Dataset records
□ □ □

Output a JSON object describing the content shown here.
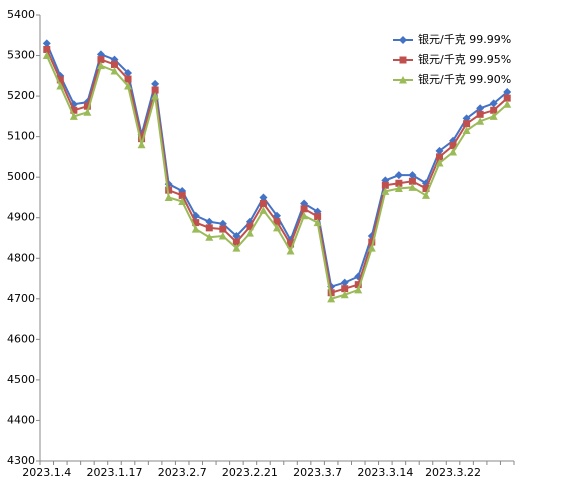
{
  "chart_data": {
    "type": "line",
    "categories": [
      "2023.1.4",
      null,
      null,
      null,
      null,
      "2023.1.17",
      null,
      null,
      null,
      null,
      "2023.2.7",
      null,
      null,
      null,
      null,
      "2023.2.21",
      null,
      null,
      null,
      null,
      "2023.3.7",
      null,
      null,
      null,
      null,
      "2023.3.14",
      null,
      null,
      null,
      null,
      "2023.3.22",
      null,
      null,
      null,
      null
    ],
    "ylim": [
      4300,
      5400
    ],
    "yticks": [
      4300,
      4400,
      4500,
      4600,
      4700,
      4800,
      4900,
      5000,
      5100,
      5200,
      5300,
      5400
    ],
    "grid": false,
    "legend": "top-right",
    "series": [
      {
        "name": "银元/千克 99.99%",
        "color": "#4472c4",
        "marker": "diamond",
        "values": [
          5330,
          5250,
          5180,
          5185,
          5303,
          5290,
          5257,
          5105,
          5230,
          4983,
          4966,
          4905,
          4890,
          4885,
          4855,
          4890,
          4950,
          4905,
          4845,
          4935,
          4915,
          4730,
          4740,
          4755,
          4855,
          4992,
          5005,
          5005,
          4985,
          5065,
          5090,
          5145,
          5170,
          5182,
          5210
        ]
      },
      {
        "name": "银元/千克 99.95%",
        "color": "#c0504d",
        "marker": "square",
        "values": [
          5315,
          5240,
          5165,
          5175,
          5290,
          5278,
          5242,
          5095,
          5215,
          4968,
          4955,
          4888,
          4875,
          4872,
          4840,
          4878,
          4935,
          4890,
          4835,
          4922,
          4903,
          4715,
          4725,
          4735,
          4840,
          4980,
          4985,
          4990,
          4972,
          5050,
          5078,
          5132,
          5155,
          5165,
          5195
        ]
      },
      {
        "name": "银元/千克 99.90%",
        "color": "#9bbb59",
        "marker": "triangle",
        "values": [
          5300,
          5225,
          5150,
          5160,
          5275,
          5262,
          5225,
          5080,
          5200,
          4950,
          4940,
          4872,
          4852,
          4855,
          4825,
          4862,
          4918,
          4875,
          4818,
          4905,
          4888,
          4700,
          4710,
          4722,
          4825,
          4965,
          4972,
          4975,
          4955,
          5035,
          5062,
          5115,
          5138,
          5150,
          5180
        ]
      }
    ]
  }
}
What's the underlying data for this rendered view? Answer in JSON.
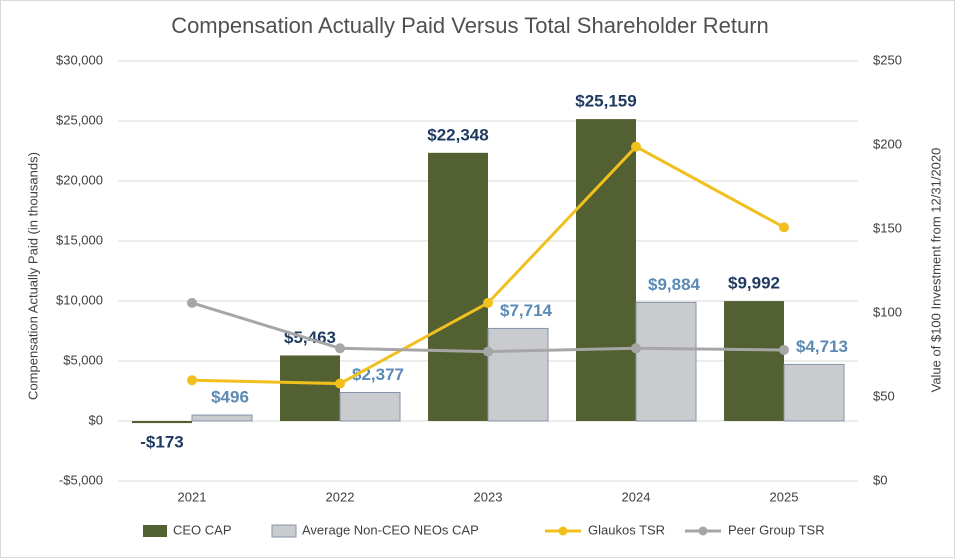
{
  "chart_data": {
    "type": "bar_line",
    "title": "Compensation Actually Paid Versus Total Shareholder Return",
    "y_label": "Compensation Actually Paid (in thousands)",
    "y2_label": "Value of $100 Investment from 12/31/2020",
    "categories": [
      "2021",
      "2022",
      "2023",
      "2024",
      "2025"
    ],
    "ylim": [
      -5000,
      30000
    ],
    "yticks": [
      {
        "value": -5000,
        "label": "-$5,000"
      },
      {
        "value": 0,
        "label": "$0"
      },
      {
        "value": 5000,
        "label": "$5,000"
      },
      {
        "value": 10000,
        "label": "$10,000"
      },
      {
        "value": 15000,
        "label": "$15,000"
      },
      {
        "value": 20000,
        "label": "$20,000"
      },
      {
        "value": 25000,
        "label": "$25,000"
      },
      {
        "value": 30000,
        "label": "$30,000"
      }
    ],
    "y2lim": [
      0,
      250
    ],
    "y2ticks": [
      {
        "value": 0,
        "label": "$0"
      },
      {
        "value": 50,
        "label": "$50"
      },
      {
        "value": 100,
        "label": "$100"
      },
      {
        "value": 150,
        "label": "$150"
      },
      {
        "value": 200,
        "label": "$200"
      },
      {
        "value": 250,
        "label": "$250"
      }
    ],
    "grid": true,
    "legend": "bottom",
    "series": [
      {
        "name": "CEO CAP",
        "type": "bar",
        "color": "#536031",
        "values": [
          -173,
          5463,
          22348,
          25159,
          9992
        ],
        "value_labels": [
          "-$173",
          "$5,463",
          "$22,348",
          "$25,159",
          "$9,992"
        ],
        "label_color": "#1f3a5f"
      },
      {
        "name": "Average Non-CEO NEOs CAP",
        "type": "bar",
        "color": "#c9cbce",
        "values": [
          496,
          2377,
          7714,
          9884,
          4713
        ],
        "value_labels": [
          "$496",
          "$2,377",
          "$7,714",
          "$9,884",
          "$4,713"
        ],
        "label_color": "#5b8ab5"
      },
      {
        "name": "Glaukos TSR",
        "type": "line",
        "axis": "y2",
        "color": "#f2c01e",
        "values": [
          60,
          58,
          106,
          199,
          151
        ]
      },
      {
        "name": "Peer Group TSR",
        "type": "line",
        "axis": "y2",
        "color": "#a6a6a6",
        "values": [
          106,
          79,
          77,
          79,
          78
        ]
      }
    ]
  }
}
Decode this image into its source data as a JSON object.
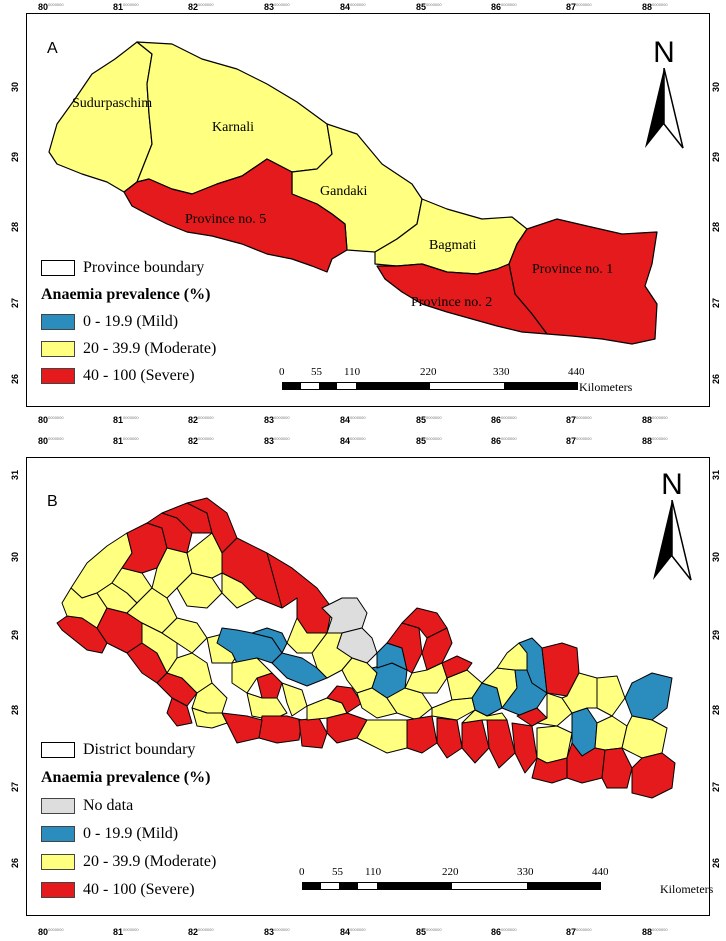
{
  "axes": {
    "x_ticks": [
      "80",
      "81",
      "82",
      "83",
      "84",
      "85",
      "86",
      "87",
      "88"
    ],
    "x_tick_suffix": "0000000",
    "y_ticks_a": [
      "30",
      "29",
      "28",
      "27",
      "26"
    ],
    "y_ticks_b": [
      "31",
      "30",
      "29",
      "28",
      "27",
      "26"
    ]
  },
  "colors": {
    "mild": "#2b8cbe",
    "moderate": "#ffff80",
    "severe": "#e41a1c",
    "no_data": "#dddddd",
    "boundary": "#000000"
  },
  "north_label": "N",
  "panel_a": {
    "letter": "A",
    "legend": {
      "boundary_label": "Province boundary",
      "title": "Anaemia prevalence (%)",
      "items": [
        {
          "label": "0 - 19.9 (Mild)",
          "color": "#2b8cbe"
        },
        {
          "label": "20 - 39.9 (Moderate)",
          "color": "#ffff80"
        },
        {
          "label": "40 - 100 (Severe)",
          "color": "#e41a1c"
        }
      ]
    },
    "regions": [
      {
        "name": "Sudurpaschim",
        "category": "moderate"
      },
      {
        "name": "Karnali",
        "category": "moderate"
      },
      {
        "name": "Gandaki",
        "category": "moderate"
      },
      {
        "name": "Province no. 5",
        "category": "severe"
      },
      {
        "name": "Bagmati",
        "category": "moderate"
      },
      {
        "name": "Province no. 1",
        "category": "severe"
      },
      {
        "name": "Province no. 2",
        "category": "severe"
      }
    ],
    "scale": {
      "ticks": [
        "0",
        "55",
        "110",
        "220",
        "330",
        "440"
      ],
      "unit": "Kilometers"
    }
  },
  "panel_b": {
    "letter": "B",
    "legend": {
      "boundary_label": "District boundary",
      "title": "Anaemia prevalence (%)",
      "items": [
        {
          "label": "No data",
          "color": "#dddddd"
        },
        {
          "label": "0 - 19.9 (Mild)",
          "color": "#2b8cbe"
        },
        {
          "label": "20 - 39.9 (Moderate)",
          "color": "#ffff80"
        },
        {
          "label": "40 - 100 (Severe)",
          "color": "#e41a1c"
        }
      ]
    },
    "scale": {
      "ticks": [
        "0",
        "55",
        "110",
        "220",
        "330",
        "440"
      ],
      "unit": "Kilometers"
    }
  }
}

□ □ □

Working from the lines above, reproduce the material exactly and exclude its pictures.

Output a JSON object describing the content shown here.
{
  "chart_data": {
    "type": "line",
    "categories": [
      "2023.1.4",
      null,
      null,
      null,
      null,
      "2023.1.17",
      null,
      null,
      null,
      null,
      "2023.2.7",
      null,
      null,
      null,
      null,
      "2023.2.21",
      null,
      null,
      null,
      null,
      "2023.3.7",
      null,
      null,
      null,
      null,
      "2023.3.14",
      null,
      null,
      null,
      null,
      "2023.3.22",
      null,
      null,
      null,
      null
    ],
    "ylim": [
      4300,
      5400
    ],
    "yticks": [
      4300,
      4400,
      4500,
      4600,
      4700,
      4800,
      4900,
      5000,
      5100,
      5200,
      5300,
      5400
    ],
    "grid": false,
    "legend": "top-right",
    "series": [
      {
        "name": "银元/千克 99.99%",
        "color": "#4472c4",
        "marker": "diamond",
        "values": [
          5330,
          5250,
          5180,
          5185,
          5303,
          5290,
          5257,
          5105,
          5230,
          4983,
          4966,
          4905,
          4890,
          4885,
          4855,
          4890,
          4950,
          4905,
          4845,
          4935,
          4915,
          4730,
          4740,
          4755,
          4855,
          4992,
          5005,
          5005,
          4985,
          5065,
          5090,
          5145,
          5170,
          5182,
          5210
        ]
      },
      {
        "name": "银元/千克 99.95%",
        "color": "#c0504d",
        "marker": "square",
        "values": [
          5315,
          5240,
          5165,
          5175,
          5290,
          5278,
          5242,
          5095,
          5215,
          4968,
          4955,
          4888,
          4875,
          4872,
          4840,
          4878,
          4935,
          4890,
          4835,
          4922,
          4903,
          4715,
          4725,
          4735,
          4840,
          4980,
          4985,
          4990,
          4972,
          5050,
          5078,
          5132,
          5155,
          5165,
          5195
        ]
      },
      {
        "name": "银元/千克 99.90%",
        "color": "#9bbb59",
        "marker": "triangle",
        "values": [
          5300,
          5225,
          5150,
          5160,
          5275,
          5262,
          5225,
          5080,
          5200,
          4950,
          4940,
          4872,
          4852,
          4855,
          4825,
          4862,
          4918,
          4875,
          4818,
          4905,
          4888,
          4700,
          4710,
          4722,
          4825,
          4965,
          4972,
          4975,
          4955,
          5035,
          5062,
          5115,
          5138,
          5150,
          5180
        ]
      }
    ]
  }
}
What's the underlying data for this rendered view? Answer in JSON.
{
  "chart_data": {
    "type": "bar_line",
    "title": "Compensation Actually Paid Versus Total Shareholder Return",
    "y_label": "Compensation Actually Paid (in thousands)",
    "y2_label": "Value of $100 Investment from 12/31/2020",
    "categories": [
      "2021",
      "2022",
      "2023",
      "2024",
      "2025"
    ],
    "ylim": [
      -5000,
      30000
    ],
    "yticks": [
      {
        "value": -5000,
        "label": "-$5,000"
      },
      {
        "value": 0,
        "label": "$0"
      },
      {
        "value": 5000,
        "label": "$5,000"
      },
      {
        "value": 10000,
        "label": "$10,000"
      },
      {
        "value": 15000,
        "label": "$15,000"
      },
      {
        "value": 20000,
        "label": "$20,000"
      },
      {
        "value": 25000,
        "label": "$25,000"
      },
      {
        "value": 30000,
        "label": "$30,000"
      }
    ],
    "y2lim": [
      0,
      250
    ],
    "y2ticks": [
      {
        "value": 0,
        "label": "$0"
      },
      {
        "value": 50,
        "label": "$50"
      },
      {
        "value": 100,
        "label": "$100"
      },
      {
        "value": 150,
        "label": "$150"
      },
      {
        "value": 200,
        "label": "$200"
      },
      {
        "value": 250,
        "label": "$250"
      }
    ],
    "grid": true,
    "legend": "bottom",
    "series": [
      {
        "name": "CEO CAP",
        "type": "bar",
        "color": "#536031",
        "values": [
          -173,
          5463,
          22348,
          25159,
          9992
        ],
        "value_labels": [
          "-$173",
          "$5,463",
          "$22,348",
          "$25,159",
          "$9,992"
        ],
        "label_color": "#1f3a5f"
      },
      {
        "name": "Average Non-CEO NEOs CAP",
        "type": "bar",
        "color": "#c9cbce",
        "values": [
          496,
          2377,
          7714,
          9884,
          4713
        ],
        "value_labels": [
          "$496",
          "$2,377",
          "$7,714",
          "$9,884",
          "$4,713"
        ],
        "label_color": "#5b8ab5"
      },
      {
        "name": "Glaukos TSR",
        "type": "line",
        "axis": "y2",
        "color": "#f2c01e",
        "values": [
          60,
          58,
          106,
          199,
          151
        ]
      },
      {
        "name": "Peer Group TSR",
        "type": "line",
        "axis": "y2",
        "color": "#a6a6a6",
        "values": [
          106,
          79,
          77,
          79,
          78
        ]
      }
    ]
  }
}
Decode this image into its source data as a JSON object.
{
  "axes": {
    "x_ticks": [
      "80",
      "81",
      "82",
      "83",
      "84",
      "85",
      "86",
      "87",
      "88"
    ],
    "x_tick_suffix": "0000000",
    "y_ticks_a": [
      "30",
      "29",
      "28",
      "27",
      "26"
    ],
    "y_ticks_b": [
      "31",
      "30",
      "29",
      "28",
      "27",
      "26"
    ]
  },
  "colors": {
    "mild": "#2b8cbe",
    "moderate": "#ffff80",
    "severe": "#e41a1c",
    "no_data": "#dddddd",
    "boundary": "#000000"
  },
  "north_label": "N",
  "panel_a": {
    "letter": "A",
    "legend": {
      "boundary_label": "Province boundary",
      "title": "Anaemia prevalence (%)",
      "items": [
        {
          "label": "0 - 19.9 (Mild)",
          "color": "#2b8cbe"
        },
        {
          "label": "20 - 39.9 (Moderate)",
          "color": "#ffff80"
        },
        {
          "label": "40 - 100 (Severe)",
          "color": "#e41a1c"
        }
      ]
    },
    "regions": [
      {
        "name": "Sudurpaschim",
        "category": "moderate"
      },
      {
        "name": "Karnali",
        "category": "moderate"
      },
      {
        "name": "Gandaki",
        "category": "moderate"
      },
      {
        "name": "Province no. 5",
        "category": "severe"
      },
      {
        "name": "Bagmati",
        "category": "moderate"
      },
      {
        "name": "Province no. 1",
        "category": "severe"
      },
      {
        "name": "Province no. 2",
        "category": "severe"
      }
    ],
    "scale": {
      "ticks": [
        "0",
        "55",
        "110",
        "220",
        "330",
        "440"
      ],
      "unit": "Kilometers"
    }
  },
  "panel_b": {
    "letter": "B",
    "legend": {
      "boundary_label": "District boundary",
      "title": "Anaemia prevalence (%)",
      "items": [
        {
          "label": "No data",
          "color": "#dddddd"
        },
        {
          "label": "0 - 19.9 (Mild)",
          "color": "#2b8cbe"
        },
        {
          "label": "20 - 39.9 (Moderate)",
          "color": "#ffff80"
        },
        {
          "label": "40 - 100 (Severe)",
          "color": "#e41a1c"
        }
      ]
    },
    "scale": {
      "ticks": [
        "0",
        "55",
        "110",
        "220",
        "330",
        "440"
      ],
      "unit": "Kilometers"
    }
  }
}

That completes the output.